(begin)

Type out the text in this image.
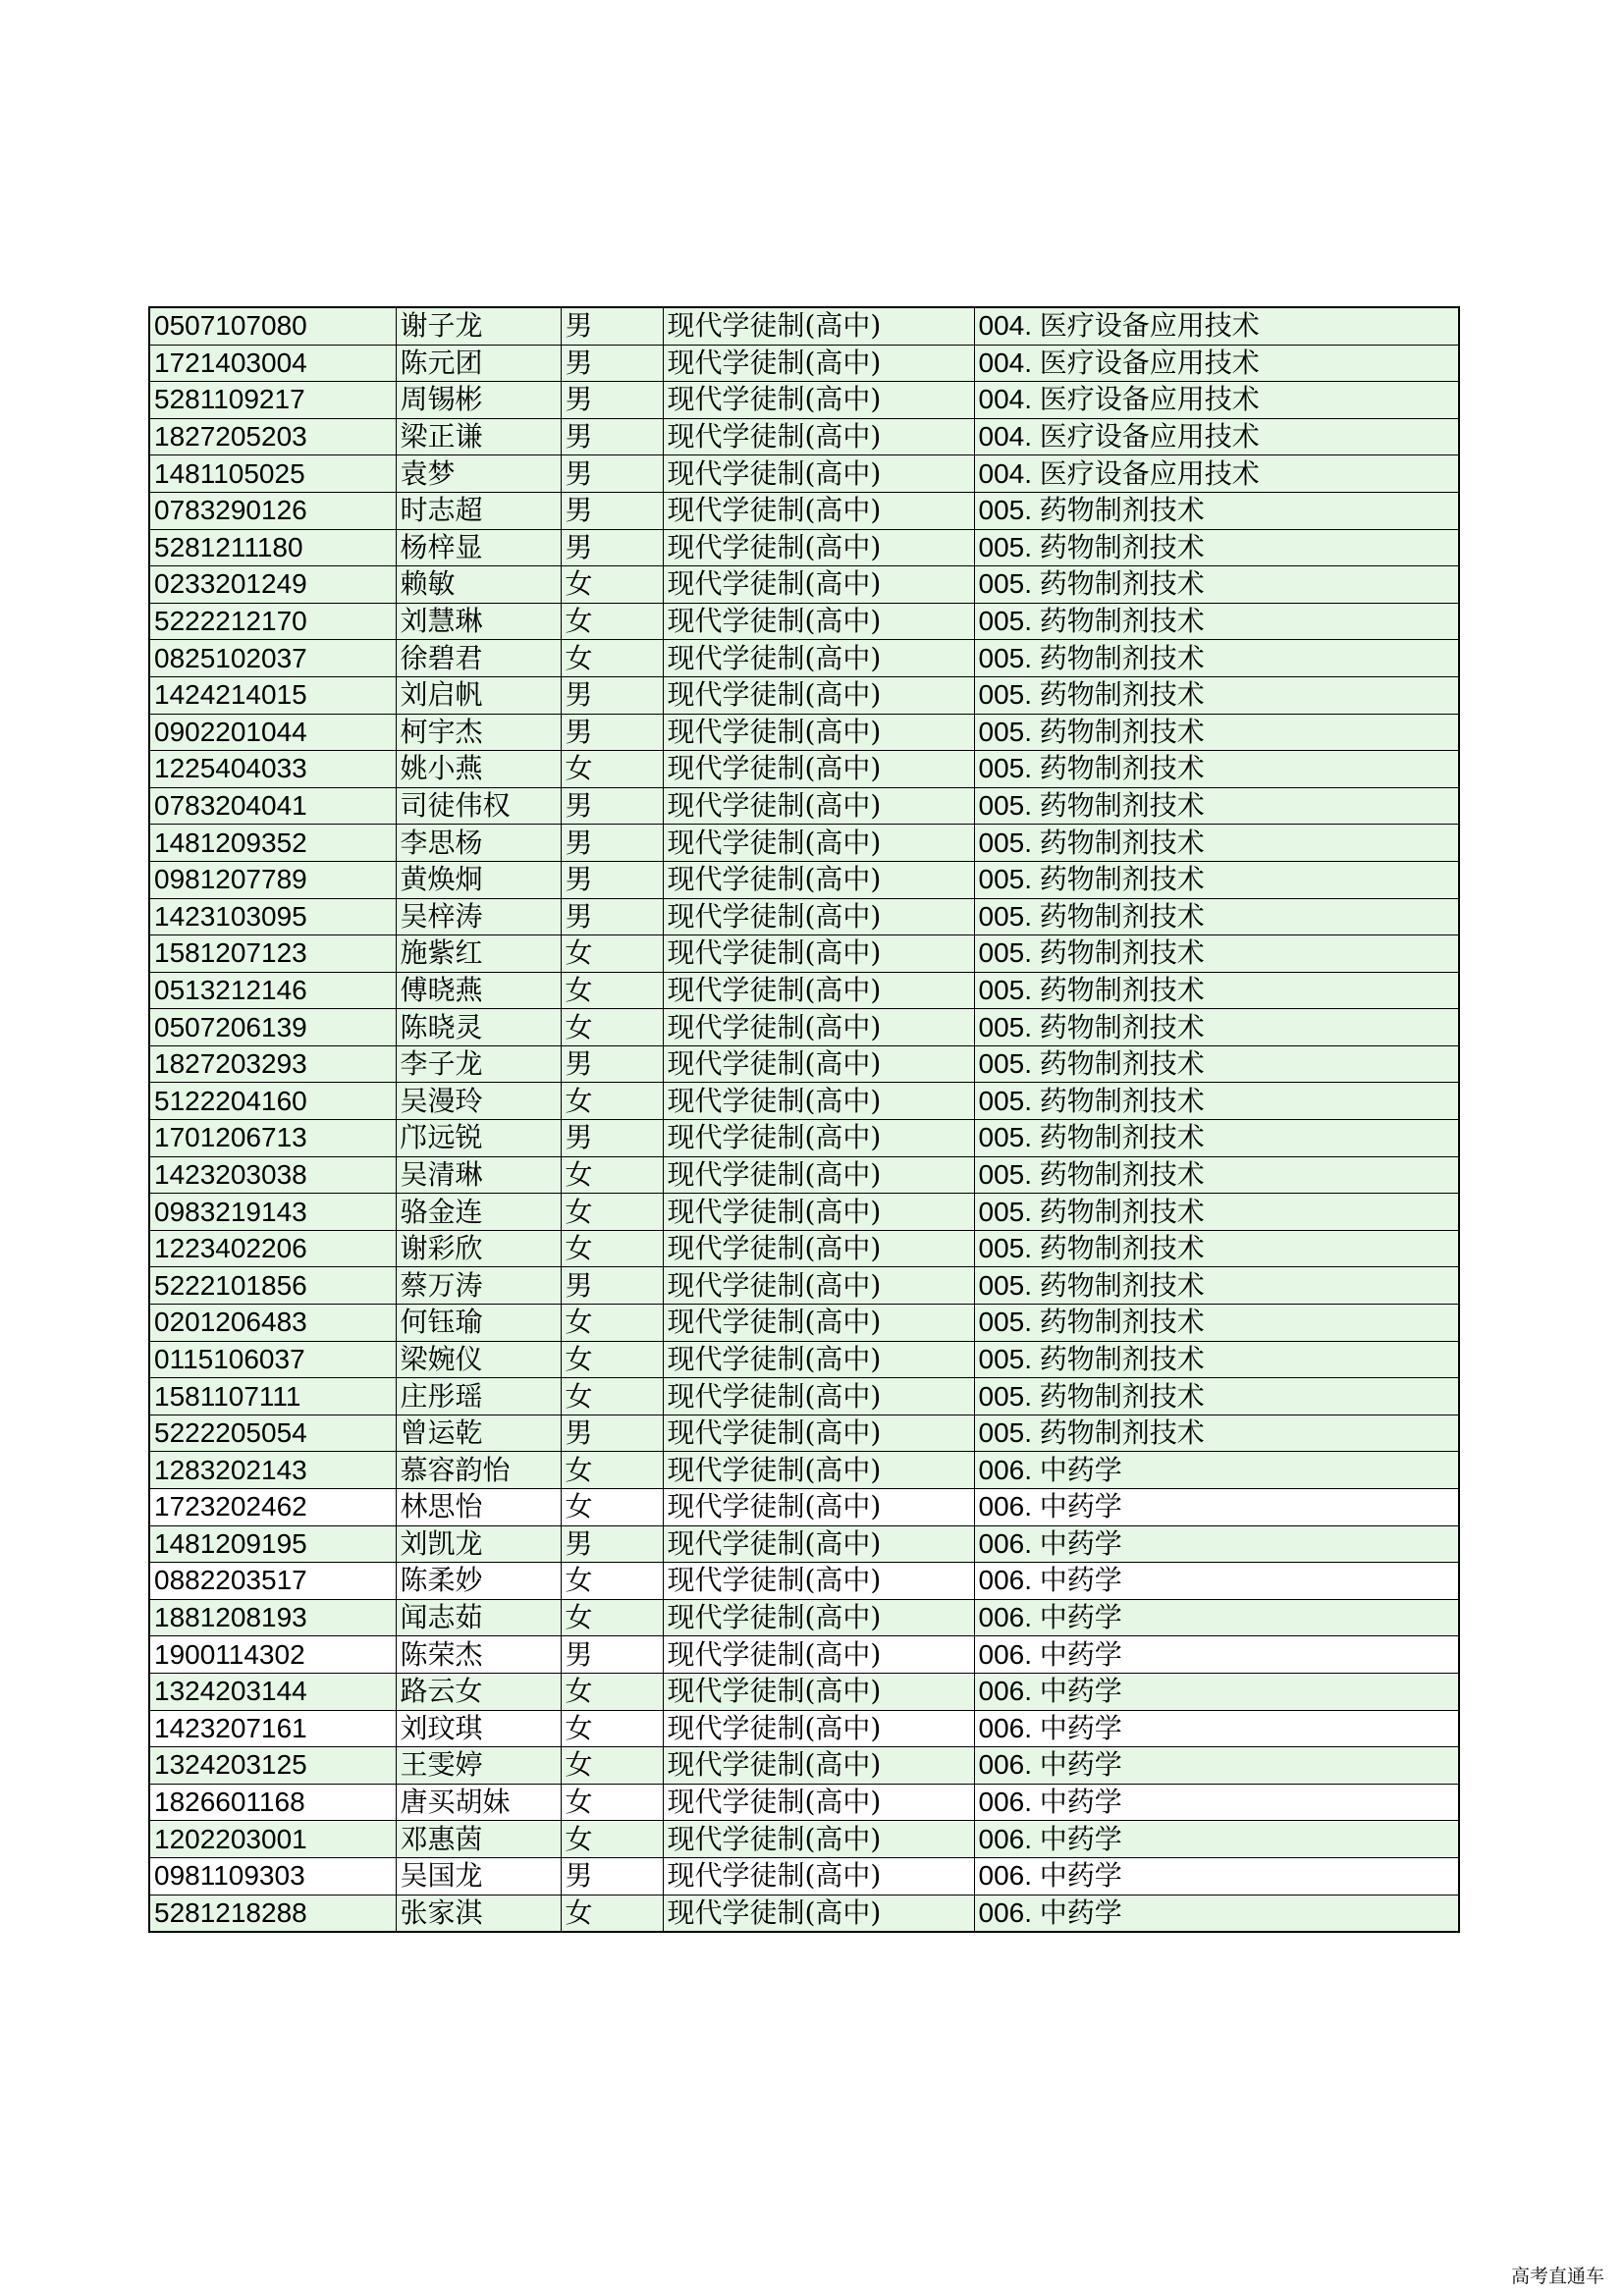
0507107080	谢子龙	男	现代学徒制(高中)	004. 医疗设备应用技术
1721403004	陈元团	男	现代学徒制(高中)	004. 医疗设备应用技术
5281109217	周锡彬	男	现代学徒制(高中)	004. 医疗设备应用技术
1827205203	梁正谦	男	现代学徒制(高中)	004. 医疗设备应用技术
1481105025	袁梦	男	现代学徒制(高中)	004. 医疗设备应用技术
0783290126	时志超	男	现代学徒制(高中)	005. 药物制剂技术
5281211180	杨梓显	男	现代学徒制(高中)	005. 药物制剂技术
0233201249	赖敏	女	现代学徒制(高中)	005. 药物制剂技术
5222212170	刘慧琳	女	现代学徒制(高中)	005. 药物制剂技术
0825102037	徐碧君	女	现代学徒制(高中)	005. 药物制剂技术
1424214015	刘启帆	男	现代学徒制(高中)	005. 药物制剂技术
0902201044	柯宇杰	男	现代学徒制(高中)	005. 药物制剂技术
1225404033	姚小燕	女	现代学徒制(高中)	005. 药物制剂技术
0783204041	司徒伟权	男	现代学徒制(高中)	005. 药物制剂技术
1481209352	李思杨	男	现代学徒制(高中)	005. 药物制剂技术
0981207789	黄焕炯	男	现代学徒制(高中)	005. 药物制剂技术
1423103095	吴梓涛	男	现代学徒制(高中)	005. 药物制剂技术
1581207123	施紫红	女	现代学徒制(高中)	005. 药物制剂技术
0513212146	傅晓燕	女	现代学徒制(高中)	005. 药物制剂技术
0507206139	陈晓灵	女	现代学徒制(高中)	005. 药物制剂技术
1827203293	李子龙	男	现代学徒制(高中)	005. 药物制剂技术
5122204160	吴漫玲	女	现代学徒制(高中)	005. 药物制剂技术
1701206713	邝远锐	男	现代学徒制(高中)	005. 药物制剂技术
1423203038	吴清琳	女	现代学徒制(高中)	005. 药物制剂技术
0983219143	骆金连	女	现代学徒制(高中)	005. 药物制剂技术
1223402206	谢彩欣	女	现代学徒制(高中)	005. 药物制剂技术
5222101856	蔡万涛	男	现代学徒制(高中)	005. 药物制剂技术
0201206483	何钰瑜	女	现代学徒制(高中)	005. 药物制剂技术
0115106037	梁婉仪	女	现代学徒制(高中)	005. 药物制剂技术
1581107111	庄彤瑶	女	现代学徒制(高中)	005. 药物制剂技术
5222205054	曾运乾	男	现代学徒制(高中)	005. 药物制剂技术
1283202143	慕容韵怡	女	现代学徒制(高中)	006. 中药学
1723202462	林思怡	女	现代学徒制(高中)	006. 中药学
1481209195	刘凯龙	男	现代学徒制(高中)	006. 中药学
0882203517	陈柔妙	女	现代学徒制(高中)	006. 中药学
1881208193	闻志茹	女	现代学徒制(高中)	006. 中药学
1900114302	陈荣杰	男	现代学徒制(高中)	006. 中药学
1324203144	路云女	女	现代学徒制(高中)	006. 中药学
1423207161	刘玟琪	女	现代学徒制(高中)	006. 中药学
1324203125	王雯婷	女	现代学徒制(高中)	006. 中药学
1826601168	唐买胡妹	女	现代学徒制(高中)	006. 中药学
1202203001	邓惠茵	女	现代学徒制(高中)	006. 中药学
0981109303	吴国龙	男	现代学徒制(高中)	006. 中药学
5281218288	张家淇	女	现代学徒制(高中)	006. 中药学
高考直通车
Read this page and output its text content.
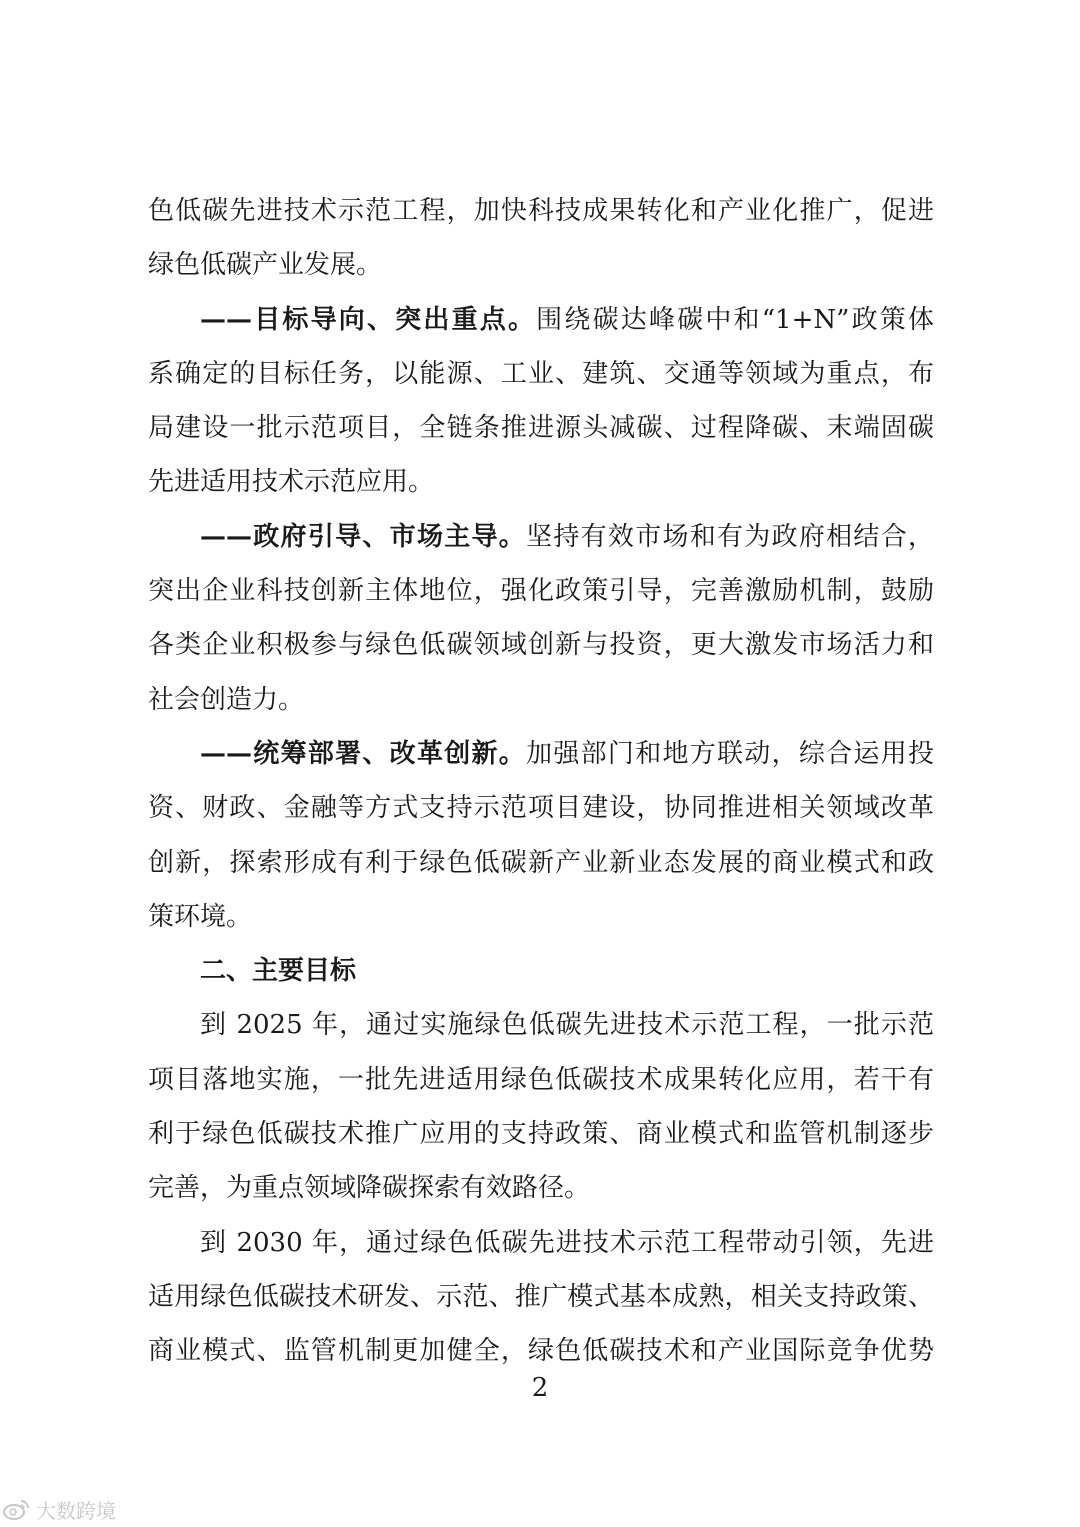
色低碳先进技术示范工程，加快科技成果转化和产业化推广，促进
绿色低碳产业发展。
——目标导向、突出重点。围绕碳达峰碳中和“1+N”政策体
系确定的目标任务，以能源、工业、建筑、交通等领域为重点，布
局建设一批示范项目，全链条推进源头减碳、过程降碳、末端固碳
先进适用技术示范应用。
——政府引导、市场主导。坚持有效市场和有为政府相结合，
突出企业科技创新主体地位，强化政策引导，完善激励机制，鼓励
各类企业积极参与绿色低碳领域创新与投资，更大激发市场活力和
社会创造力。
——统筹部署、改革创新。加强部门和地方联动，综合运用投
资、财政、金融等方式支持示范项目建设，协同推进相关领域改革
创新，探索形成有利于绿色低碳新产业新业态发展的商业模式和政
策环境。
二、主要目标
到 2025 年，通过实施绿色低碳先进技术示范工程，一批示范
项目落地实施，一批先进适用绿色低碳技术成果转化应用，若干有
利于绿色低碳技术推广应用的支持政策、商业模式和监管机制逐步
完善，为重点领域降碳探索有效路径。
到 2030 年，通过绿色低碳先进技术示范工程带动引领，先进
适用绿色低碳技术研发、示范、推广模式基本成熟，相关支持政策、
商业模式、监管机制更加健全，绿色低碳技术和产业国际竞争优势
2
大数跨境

(end)

**Problem to solve:** Each line that holds the word "医疗设备应用技术" should be extracted from the records.

**Task result:**
0507107080	谢子龙	男	现代学徒制(高中)	004. 医疗设备应用技术
1721403004	陈元团	男	现代学徒制(高中)	004. 医疗设备应用技术
5281109217	周锡彬	男	现代学徒制(高中)	004. 医疗设备应用技术
1827205203	梁正谦	男	现代学徒制(高中)	004. 医疗设备应用技术
1481105025	袁梦	男	现代学徒制(高中)	004. 医疗设备应用技术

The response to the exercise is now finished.